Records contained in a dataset
"""
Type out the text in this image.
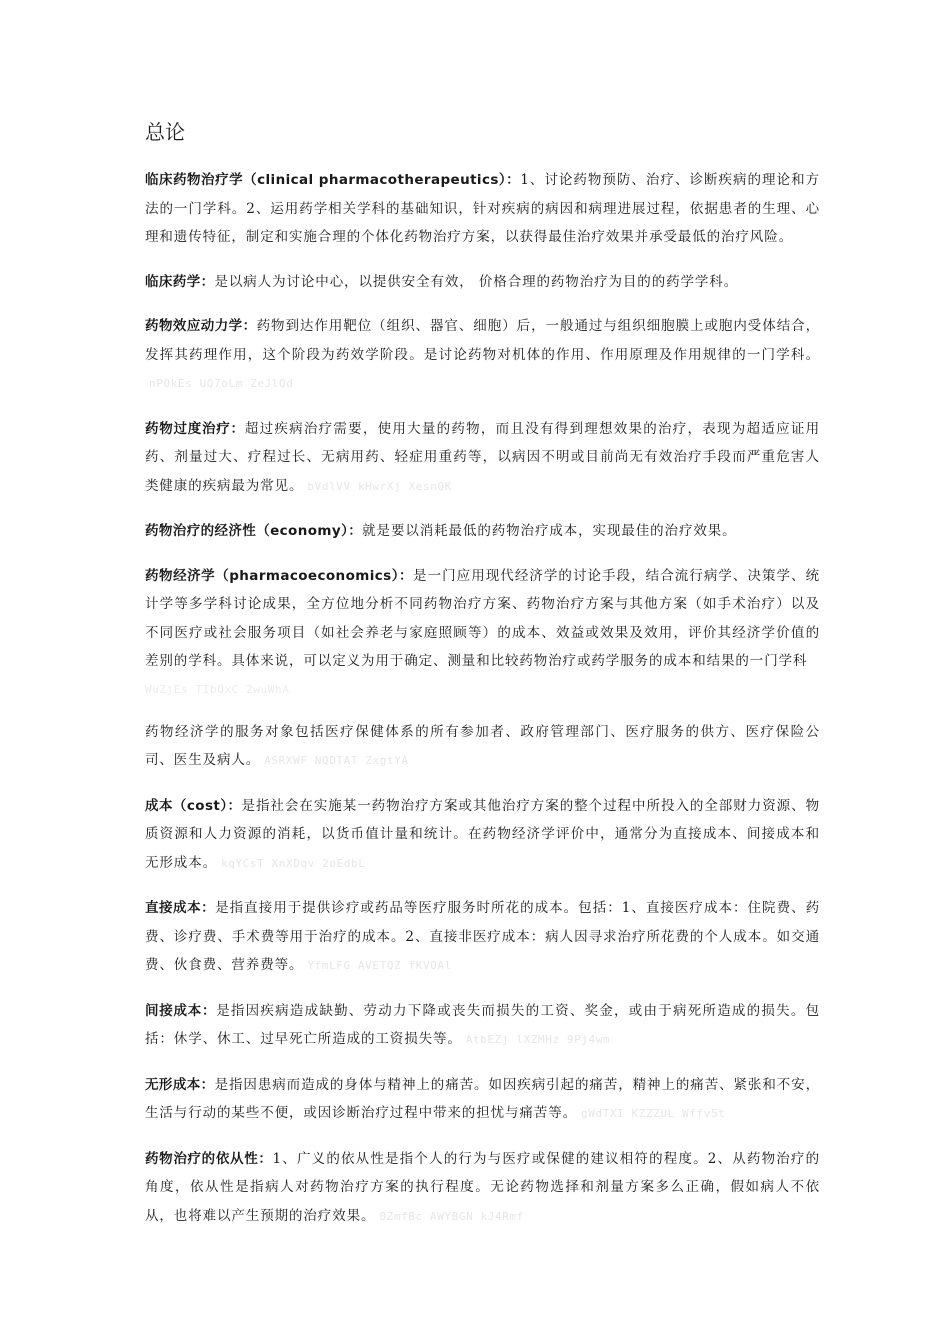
总论

临床药物治疗学（clinical pharmacotherapeutics）：1、讨论药物预防、治疗、诊断疾病的理论和方法的一门学科。2、运用药学相关学科的基础知识，针对疾病的病因和病理进展过程，依据患者的生理、心理和遗传特征，制定和实施合理的个体化药物治疗方案，以获得最佳治疗效果并承受最低的治疗风险。

临床药学：是以病人为讨论中心，以提供安全有效， 价格合理的药物治疗为目的的药学学科。

药物效应动力学：药物到达作用靶位（组织、器官、细胞）后，一般通过与组织细胞膜上或胞内受体结合，发挥其药理作用，这个阶段为药效学阶段。是讨论药物对机体的作用、作用原理及作用规律的一门学科。nPOkEs UQ7oLm ZeJlQd

药物过度治疗：超过疾病治疗需要，使用大量的药物，而且没有得到理想效果的治疗，表现为超适应证用药、剂量过大、疗程过长、无病用药、轻症用重药等，以病因不明或目前尚无有效治疗手段而严重危害人类健康的疾病最为常见。 bVdlVV kHwrXj XesnQK

药物治疗的经济性（economy）：就是要以消耗最低的药物治疗成本，实现最佳的治疗效果。

药物经济学（pharmacoeconomics）：是一门应用现代经济学的讨论手段，结合流行病学、决策学、统计学等多学科讨论成果，全方位地分析不同药物治疗方案、药物治疗方案与其他方案（如手术治疗）以及不同医疗或社会服务项目（如社会养老与家庭照顾等）的成本、效益或效果及效用，评价其经济学价值的差别的学科。具体来说，可以定义为用于确定、测量和比较药物治疗或药学服务的成本和结果的一门学科

WuZjEs TIbOxC 2wuWhA

药物经济学的服务对象包括医疗保健体系的所有参加者、政府管理部门、医疗服务的供方、医疗保险公司、医生及病人。 ASRXWF NQDTAT ZxgtYA

成本（cost）：是指社会在实施某一药物治疗方案或其他治疗方案的整个过程中所投入的全部财力资源、物质资源和人力资源的消耗，以货币值计量和统计。在药物经济学评价中，通常分为直接成本、间接成本和无形成本。 kqYCsT XnXDqv 2oEdbL

直接成本：是指直接用于提供诊疗或药品等医疗服务时所花的成本。包括：1、直接医疗成本：住院费、药费、诊疗费、手术费等用于治疗的成本。2、直接非医疗成本：病人因寻求治疗所花费的个人成本。如交通费、伙食费、营养费等。 YfmLFG AVETQZ fKVOAl

间接成本：是指因疾病造成缺勤、劳动力下降或丧失而损失的工资、奖金，或由于病死所造成的损失。包括：休学、休工、过早死亡所造成的工资损失等。 AtbEZj lXZMHz 9Pj4wm

无形成本：是指因患病而造成的身体与精神上的痛苦。如因疾病引起的痛苦，精神上的痛苦、紧张和不安，生活与行动的某些不便，或因诊断治疗过程中带来的担忧与痛苦等。 gWdTXI KZZZUL Wffv5t

药物治疗的依从性：1、广义的依从性是指个人的行为与医疗或保健的建议相符的程度。2、从药物治疗的角度，依从性是指病人对药物治疗方案的执行程度。无论药物选择和剂量方案多么正确，假如病人不依从，也将难以产生预期的治疗效果。 0ZmfBc AWYBGN kJ4Rmf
"""
Objective: Restate the listing above word for word, and skip the pictures.

Solution to the exercise:
Type out the text in this image.
总论

临床药物治疗学（clinical pharmacotherapeutics）：1、讨论药物预防、治疗、诊断疾病的理论和方法的一门学科。2、运用药学相关学科的基础知识，针对疾病的病因和病理进展过程，依据患者的生理、心理和遗传特征，制定和实施合理的个体化药物治疗方案，以获得最佳治疗效果并承受最低的治疗风险。

临床药学：是以病人为讨论中心，以提供安全有效， 价格合理的药物治疗为目的的药学学科。

药物效应动力学：药物到达作用靶位（组织、器官、细胞）后，一般通过与组织细胞膜上或胞内受体结合，发挥其药理作用，这个阶段为药效学阶段。是讨论药物对机体的作用、作用原理及作用规律的一门学科。nPOkEs UQ7oLm ZeJlQd

药物过度治疗：超过疾病治疗需要，使用大量的药物，而且没有得到理想效果的治疗，表现为超适应证用药、剂量过大、疗程过长、无病用药、轻症用重药等，以病因不明或目前尚无有效治疗手段而严重危害人类健康的疾病最为常见。 bVdlVV kHwrXj XesnQK

药物治疗的经济性（economy）：就是要以消耗最低的药物治疗成本，实现最佳的治疗效果。

药物经济学（pharmacoeconomics）：是一门应用现代经济学的讨论手段，结合流行病学、决策学、统计学等多学科讨论成果，全方位地分析不同药物治疗方案、药物治疗方案与其他方案（如手术治疗）以及不同医疗或社会服务项目（如社会养老与家庭照顾等）的成本、效益或效果及效用，评价其经济学价值的差别的学科。具体来说，可以定义为用于确定、测量和比较药物治疗或药学服务的成本和结果的一门学科

WuZjEs TIbOxC 2wuWhA

药物经济学的服务对象包括医疗保健体系的所有参加者、政府管理部门、医疗服务的供方、医疗保险公司、医生及病人。 ASRXWF NQDTAT ZxgtYA

成本（cost）：是指社会在实施某一药物治疗方案或其他治疗方案的整个过程中所投入的全部财力资源、物质资源和人力资源的消耗，以货币值计量和统计。在药物经济学评价中，通常分为直接成本、间接成本和无形成本。 kqYCsT XnXDqv 2oEdbL

直接成本：是指直接用于提供诊疗或药品等医疗服务时所花的成本。包括：1、直接医疗成本：住院费、药费、诊疗费、手术费等用于治疗的成本。2、直接非医疗成本：病人因寻求治疗所花费的个人成本。如交通费、伙食费、营养费等。 YfmLFG AVETQZ fKVOAl

间接成本：是指因疾病造成缺勤、劳动力下降或丧失而损失的工资、奖金，或由于病死所造成的损失。包括：休学、休工、过早死亡所造成的工资损失等。 AtbEZj lXZMHz 9Pj4wm

无形成本：是指因患病而造成的身体与精神上的痛苦。如因疾病引起的痛苦，精神上的痛苦、紧张和不安，生活与行动的某些不便，或因诊断治疗过程中带来的担忧与痛苦等。 gWdTXI KZZZUL Wffv5t

药物治疗的依从性：1、广义的依从性是指个人的行为与医疗或保健的建议相符的程度。2、从药物治疗的角度，依从性是指病人对药物治疗方案的执行程度。无论药物选择和剂量方案多么正确，假如病人不依从，也将难以产生预期的治疗效果。 0ZmfBc AWYBGN kJ4Rmf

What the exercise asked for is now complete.